YOUR INSTRUCTIONS: Below are some entries. Output each one exactly as it appears.

##### WORKING DATA

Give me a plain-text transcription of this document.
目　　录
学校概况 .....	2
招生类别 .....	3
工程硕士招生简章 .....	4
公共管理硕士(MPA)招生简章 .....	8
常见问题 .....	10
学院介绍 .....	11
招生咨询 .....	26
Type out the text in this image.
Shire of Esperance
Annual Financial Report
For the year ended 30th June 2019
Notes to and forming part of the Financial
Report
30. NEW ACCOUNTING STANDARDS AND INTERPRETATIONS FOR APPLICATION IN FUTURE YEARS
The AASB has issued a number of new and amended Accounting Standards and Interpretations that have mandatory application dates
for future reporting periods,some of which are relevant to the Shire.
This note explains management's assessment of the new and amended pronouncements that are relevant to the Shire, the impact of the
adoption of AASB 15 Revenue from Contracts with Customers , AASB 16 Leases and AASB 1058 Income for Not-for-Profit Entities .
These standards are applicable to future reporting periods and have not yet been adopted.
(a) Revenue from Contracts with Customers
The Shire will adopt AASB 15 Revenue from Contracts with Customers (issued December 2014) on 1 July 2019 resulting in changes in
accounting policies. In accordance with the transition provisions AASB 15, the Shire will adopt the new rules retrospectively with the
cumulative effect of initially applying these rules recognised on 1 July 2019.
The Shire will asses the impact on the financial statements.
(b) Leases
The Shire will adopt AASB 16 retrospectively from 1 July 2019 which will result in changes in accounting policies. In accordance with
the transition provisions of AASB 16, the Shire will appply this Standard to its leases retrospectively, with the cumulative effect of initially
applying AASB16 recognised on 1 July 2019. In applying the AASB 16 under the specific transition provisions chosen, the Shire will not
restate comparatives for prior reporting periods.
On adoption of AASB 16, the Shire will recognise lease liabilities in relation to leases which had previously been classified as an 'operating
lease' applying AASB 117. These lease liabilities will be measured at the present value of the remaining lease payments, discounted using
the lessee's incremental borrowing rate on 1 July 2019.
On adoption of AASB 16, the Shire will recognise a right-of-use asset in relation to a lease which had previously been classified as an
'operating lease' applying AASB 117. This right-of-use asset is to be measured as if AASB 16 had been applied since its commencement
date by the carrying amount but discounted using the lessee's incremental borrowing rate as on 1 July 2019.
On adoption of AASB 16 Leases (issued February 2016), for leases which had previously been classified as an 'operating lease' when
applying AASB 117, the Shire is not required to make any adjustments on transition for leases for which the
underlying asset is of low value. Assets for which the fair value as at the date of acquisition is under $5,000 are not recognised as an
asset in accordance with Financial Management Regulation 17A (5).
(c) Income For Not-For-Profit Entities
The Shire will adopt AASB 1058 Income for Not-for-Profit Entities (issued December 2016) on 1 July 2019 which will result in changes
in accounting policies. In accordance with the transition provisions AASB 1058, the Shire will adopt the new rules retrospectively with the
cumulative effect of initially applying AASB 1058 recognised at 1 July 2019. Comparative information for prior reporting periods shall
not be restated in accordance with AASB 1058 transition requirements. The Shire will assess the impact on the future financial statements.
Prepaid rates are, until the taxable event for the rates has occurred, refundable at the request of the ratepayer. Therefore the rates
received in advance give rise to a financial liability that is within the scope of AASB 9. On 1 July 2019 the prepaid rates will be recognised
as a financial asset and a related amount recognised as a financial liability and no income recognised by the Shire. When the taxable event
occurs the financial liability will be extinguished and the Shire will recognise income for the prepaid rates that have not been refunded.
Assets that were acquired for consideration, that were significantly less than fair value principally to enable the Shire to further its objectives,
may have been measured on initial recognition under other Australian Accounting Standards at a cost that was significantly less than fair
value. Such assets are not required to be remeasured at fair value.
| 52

##########

EXPECTED OUTPUT:
Give me a plain-text transcription of this document.
目　　录
学校概况 .....	2
招生类别 .....	3
工程硕士招生简章 .....	4
公共管理硕士(MPA)招生简章 .....	8
常见问题 .....	10
学院介绍 .....	11
招生咨询 .....	26
Type out the text in this image.
Shire of Esperance
Annual Financial Report
For the year ended 30th June 2019
Notes to and forming part of the Financial
Report
30. NEW ACCOUNTING STANDARDS AND INTERPRETATIONS FOR APPLICATION IN FUTURE YEARS
The AASB has issued a number of new and amended Accounting Standards and Interpretations that have mandatory application dates
for future reporting periods,some of which are relevant to the Shire.
This note explains management's assessment of the new and amended pronouncements that are relevant to the Shire, the impact of the
adoption of AASB 15 Revenue from Contracts with Customers , AASB 16 Leases and AASB 1058 Income for Not-for-Profit Entities .
These standards are applicable to future reporting periods and have not yet been adopted.
(a) Revenue from Contracts with Customers
The Shire will adopt AASB 15 Revenue from Contracts with Customers (issued December 2014) on 1 July 2019 resulting in changes in
accounting policies. In accordance with the transition provisions AASB 15, the Shire will adopt the new rules retrospectively with the
cumulative effect of initially applying these rules recognised on 1 July 2019.
The Shire will asses the impact on the financial statements.
(b) Leases
The Shire will adopt AASB 16 retrospectively from 1 July 2019 which will result in changes in accounting policies. In accordance with
the transition provisions of AASB 16, the Shire will appply this Standard to its leases retrospectively, with the cumulative effect of initially
applying AASB16 recognised on 1 July 2019. In applying the AASB 16 under the specific transition provisions chosen, the Shire will not
restate comparatives for prior reporting periods.
On adoption of AASB 16, the Shire will recognise lease liabilities in relation to leases which had previously been classified as an 'operating
lease' applying AASB 117. These lease liabilities will be measured at the present value of the remaining lease payments, discounted using
the lessee's incremental borrowing rate on 1 July 2019.
On adoption of AASB 16, the Shire will recognise a right-of-use asset in relation to a lease which had previously been classified as an
'operating lease' applying AASB 117. This right-of-use asset is to be measured as if AASB 16 had been applied since its commencement
date by the carrying amount but discounted using the lessee's incremental borrowing rate as on 1 July 2019.
On adoption of AASB 16 Leases (issued February 2016), for leases which had previously been classified as an 'operating lease' when
applying AASB 117, the Shire is not required to make any adjustments on transition for leases for which the
underlying asset is of low value. Assets for which the fair value as at the date of acquisition is under $5,000 are not recognised as an
asset in accordance with Financial Management Regulation 17A (5).
(c) Income For Not-For-Profit Entities
The Shire will adopt AASB 1058 Income for Not-for-Profit Entities (issued December 2016) on 1 July 2019 which will result in changes
in accounting policies. In accordance with the transition provisions AASB 1058, the Shire will adopt the new rules retrospectively with the
cumulative effect of initially applying AASB 1058 recognised at 1 July 2019. Comparative information for prior reporting periods shall
not be restated in accordance with AASB 1058 transition requirements. The Shire will assess the impact on the future financial statements.
Prepaid rates are, until the taxable event for the rates has occurred, refundable at the request of the ratepayer. Therefore the rates
received in advance give rise to a financial liability that is within the scope of AASB 9. On 1 July 2019 the prepaid rates will be recognised
as a financial asset and a related amount recognised as a financial liability and no income recognised by the Shire. When the taxable event
occurs the financial liability will be extinguished and the Shire will recognise income for the prepaid rates that have not been refunded.
Assets that were acquired for consideration, that were significantly less than fair value principally to enable the Shire to further its objectives,
may have been measured on initial recognition under other Australian Accounting Standards at a cost that was significantly less than fair
value. Such assets are not required to be remeasured at fair value.
| 52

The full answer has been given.